[Stored data entries]
========================
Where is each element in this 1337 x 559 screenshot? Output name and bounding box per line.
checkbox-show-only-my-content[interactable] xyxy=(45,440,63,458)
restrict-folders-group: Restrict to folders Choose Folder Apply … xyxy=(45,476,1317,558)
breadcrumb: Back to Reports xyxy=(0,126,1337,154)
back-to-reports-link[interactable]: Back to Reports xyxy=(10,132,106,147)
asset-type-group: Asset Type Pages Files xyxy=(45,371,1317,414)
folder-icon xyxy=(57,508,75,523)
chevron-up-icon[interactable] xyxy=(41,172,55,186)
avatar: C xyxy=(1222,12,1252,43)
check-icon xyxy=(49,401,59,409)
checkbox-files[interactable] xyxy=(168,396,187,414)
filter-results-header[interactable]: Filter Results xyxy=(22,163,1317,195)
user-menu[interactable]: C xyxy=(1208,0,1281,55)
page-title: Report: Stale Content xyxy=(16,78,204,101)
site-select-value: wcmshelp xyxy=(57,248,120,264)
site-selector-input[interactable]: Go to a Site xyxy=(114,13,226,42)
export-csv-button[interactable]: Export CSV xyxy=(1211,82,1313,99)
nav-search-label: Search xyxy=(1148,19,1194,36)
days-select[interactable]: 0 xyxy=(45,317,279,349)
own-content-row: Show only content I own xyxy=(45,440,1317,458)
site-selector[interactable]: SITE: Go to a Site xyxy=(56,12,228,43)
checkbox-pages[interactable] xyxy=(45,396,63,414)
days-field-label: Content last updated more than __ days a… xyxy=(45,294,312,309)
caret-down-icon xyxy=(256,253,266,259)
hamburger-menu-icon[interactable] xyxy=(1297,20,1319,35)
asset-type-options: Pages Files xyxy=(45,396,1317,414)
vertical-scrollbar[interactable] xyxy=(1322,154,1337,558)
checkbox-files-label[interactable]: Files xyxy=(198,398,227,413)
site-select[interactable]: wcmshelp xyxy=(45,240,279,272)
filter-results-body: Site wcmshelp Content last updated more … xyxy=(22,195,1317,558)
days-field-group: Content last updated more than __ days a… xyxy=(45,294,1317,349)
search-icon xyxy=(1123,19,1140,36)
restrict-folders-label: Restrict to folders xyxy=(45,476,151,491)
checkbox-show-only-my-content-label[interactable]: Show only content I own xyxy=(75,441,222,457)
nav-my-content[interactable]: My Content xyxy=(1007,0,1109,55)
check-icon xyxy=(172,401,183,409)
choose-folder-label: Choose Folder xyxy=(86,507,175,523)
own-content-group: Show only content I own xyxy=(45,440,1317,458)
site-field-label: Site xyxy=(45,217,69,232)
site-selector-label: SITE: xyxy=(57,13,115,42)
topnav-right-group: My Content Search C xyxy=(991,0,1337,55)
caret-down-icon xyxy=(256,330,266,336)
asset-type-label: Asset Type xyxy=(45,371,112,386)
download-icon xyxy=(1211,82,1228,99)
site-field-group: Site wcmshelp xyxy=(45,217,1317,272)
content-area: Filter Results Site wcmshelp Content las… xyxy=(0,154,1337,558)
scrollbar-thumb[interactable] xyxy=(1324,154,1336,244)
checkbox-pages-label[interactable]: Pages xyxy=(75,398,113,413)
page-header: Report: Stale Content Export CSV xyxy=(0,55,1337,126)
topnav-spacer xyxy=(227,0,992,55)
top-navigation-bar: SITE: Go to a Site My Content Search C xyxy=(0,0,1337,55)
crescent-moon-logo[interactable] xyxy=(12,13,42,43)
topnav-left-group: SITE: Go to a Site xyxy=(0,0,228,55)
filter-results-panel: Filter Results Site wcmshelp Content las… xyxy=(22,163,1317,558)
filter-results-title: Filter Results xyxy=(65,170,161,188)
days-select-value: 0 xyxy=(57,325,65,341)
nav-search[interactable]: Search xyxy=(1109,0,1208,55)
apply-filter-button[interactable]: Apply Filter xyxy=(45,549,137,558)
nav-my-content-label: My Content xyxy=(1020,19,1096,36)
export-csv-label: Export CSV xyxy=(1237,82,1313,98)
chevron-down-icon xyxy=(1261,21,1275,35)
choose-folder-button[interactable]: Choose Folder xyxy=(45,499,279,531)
========================
Exercise brief
Starting at the first line of the records and stopping after the line containing "vertical-scrollbar[interactable] xyxy=(1322,154,1337,558)", rewrite those lines with "Stale Content" changed to "Outdated Content" and nothing else altered.

Written solution
Where is each element in this 1337 x 559 screenshot? Output name and bounding box per line.
checkbox-show-only-my-content[interactable] xyxy=(45,440,63,458)
restrict-folders-group: Restrict to folders Choose Folder Apply … xyxy=(45,476,1317,558)
breadcrumb: Back to Reports xyxy=(0,126,1337,154)
back-to-reports-link[interactable]: Back to Reports xyxy=(10,132,106,147)
asset-type-group: Asset Type Pages Files xyxy=(45,371,1317,414)
folder-icon xyxy=(57,508,75,523)
chevron-up-icon[interactable] xyxy=(41,172,55,186)
avatar: C xyxy=(1222,12,1252,43)
check-icon xyxy=(49,401,59,409)
checkbox-files[interactable] xyxy=(168,396,187,414)
filter-results-header[interactable]: Filter Results xyxy=(22,163,1317,195)
user-menu[interactable]: C xyxy=(1208,0,1281,55)
page-title: Report: Outdated Content xyxy=(16,78,204,101)
site-select-value: wcmshelp xyxy=(57,248,120,264)
site-selector-input[interactable]: Go to a Site xyxy=(114,13,226,42)
export-csv-button[interactable]: Export CSV xyxy=(1211,82,1313,99)
nav-search-label: Search xyxy=(1148,19,1194,36)
days-select[interactable]: 0 xyxy=(45,317,279,349)
own-content-row: Show only content I own xyxy=(45,440,1317,458)
site-selector[interactable]: SITE: Go to a Site xyxy=(56,12,228,43)
checkbox-pages[interactable] xyxy=(45,396,63,414)
days-field-label: Content last updated more than __ days a… xyxy=(45,294,312,309)
caret-down-icon xyxy=(256,253,266,259)
hamburger-menu-icon[interactable] xyxy=(1297,20,1319,35)
asset-type-options: Pages Files xyxy=(45,396,1317,414)
vertical-scrollbar[interactable] xyxy=(1322,154,1337,558)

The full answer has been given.